## BEGIN RECORDS PROVIDED

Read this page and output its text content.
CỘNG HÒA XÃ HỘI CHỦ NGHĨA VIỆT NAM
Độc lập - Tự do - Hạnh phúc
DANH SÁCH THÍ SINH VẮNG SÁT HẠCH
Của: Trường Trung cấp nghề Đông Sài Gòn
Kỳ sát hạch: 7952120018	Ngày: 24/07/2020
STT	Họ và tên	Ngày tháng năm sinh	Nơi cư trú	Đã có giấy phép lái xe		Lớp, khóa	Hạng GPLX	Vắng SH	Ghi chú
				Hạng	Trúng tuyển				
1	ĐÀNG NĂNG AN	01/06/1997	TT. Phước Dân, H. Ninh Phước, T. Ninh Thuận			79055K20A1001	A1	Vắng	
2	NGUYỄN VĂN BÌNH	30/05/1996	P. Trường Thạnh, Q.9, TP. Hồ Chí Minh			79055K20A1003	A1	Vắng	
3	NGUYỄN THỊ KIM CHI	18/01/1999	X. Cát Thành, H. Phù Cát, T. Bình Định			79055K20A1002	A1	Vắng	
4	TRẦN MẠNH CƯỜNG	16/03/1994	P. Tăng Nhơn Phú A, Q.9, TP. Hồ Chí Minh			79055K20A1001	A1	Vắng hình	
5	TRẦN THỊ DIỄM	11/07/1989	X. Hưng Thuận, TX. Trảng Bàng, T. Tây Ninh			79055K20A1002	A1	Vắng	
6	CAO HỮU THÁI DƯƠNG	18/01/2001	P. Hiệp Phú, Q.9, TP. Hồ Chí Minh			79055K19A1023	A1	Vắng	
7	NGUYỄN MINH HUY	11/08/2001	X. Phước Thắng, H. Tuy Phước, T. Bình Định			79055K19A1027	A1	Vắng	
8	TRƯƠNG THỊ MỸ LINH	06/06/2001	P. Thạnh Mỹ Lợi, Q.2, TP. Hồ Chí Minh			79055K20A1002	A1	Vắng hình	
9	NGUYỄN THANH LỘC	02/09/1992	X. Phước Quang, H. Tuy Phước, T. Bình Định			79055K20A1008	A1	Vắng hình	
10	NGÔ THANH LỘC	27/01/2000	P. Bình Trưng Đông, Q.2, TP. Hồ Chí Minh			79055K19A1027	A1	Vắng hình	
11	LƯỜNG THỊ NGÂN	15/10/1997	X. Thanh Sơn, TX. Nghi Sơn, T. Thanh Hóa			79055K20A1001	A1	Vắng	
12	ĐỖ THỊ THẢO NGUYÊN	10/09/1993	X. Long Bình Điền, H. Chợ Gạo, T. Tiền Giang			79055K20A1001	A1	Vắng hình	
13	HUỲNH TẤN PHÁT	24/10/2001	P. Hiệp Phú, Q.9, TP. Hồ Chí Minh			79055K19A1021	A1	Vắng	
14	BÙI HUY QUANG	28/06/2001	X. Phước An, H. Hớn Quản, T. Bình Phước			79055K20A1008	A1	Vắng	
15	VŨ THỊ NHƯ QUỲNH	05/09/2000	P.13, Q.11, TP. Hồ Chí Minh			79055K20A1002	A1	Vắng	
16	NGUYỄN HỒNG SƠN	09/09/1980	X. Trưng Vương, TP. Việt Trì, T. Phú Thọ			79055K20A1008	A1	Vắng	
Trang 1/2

## END RECORDS PROVIDED

### EXERCISE AIM
Take every line from the data above that holds "Trưng" and copy it out.

### SOLUTION TO THIS PROBLEM
10	NGÔ THANH LỘC	27/01/2000	P. Bình Trưng Đông, Q.2, TP. Hồ Chí Minh			79055K19A1027	A1	Vắng hình	
16	NGUYỄN HỒNG SƠN	09/09/1980	X. Trưng Vương, TP. Việt Trì, T. Phú Thọ			79055K20A1008	A1	Vắng	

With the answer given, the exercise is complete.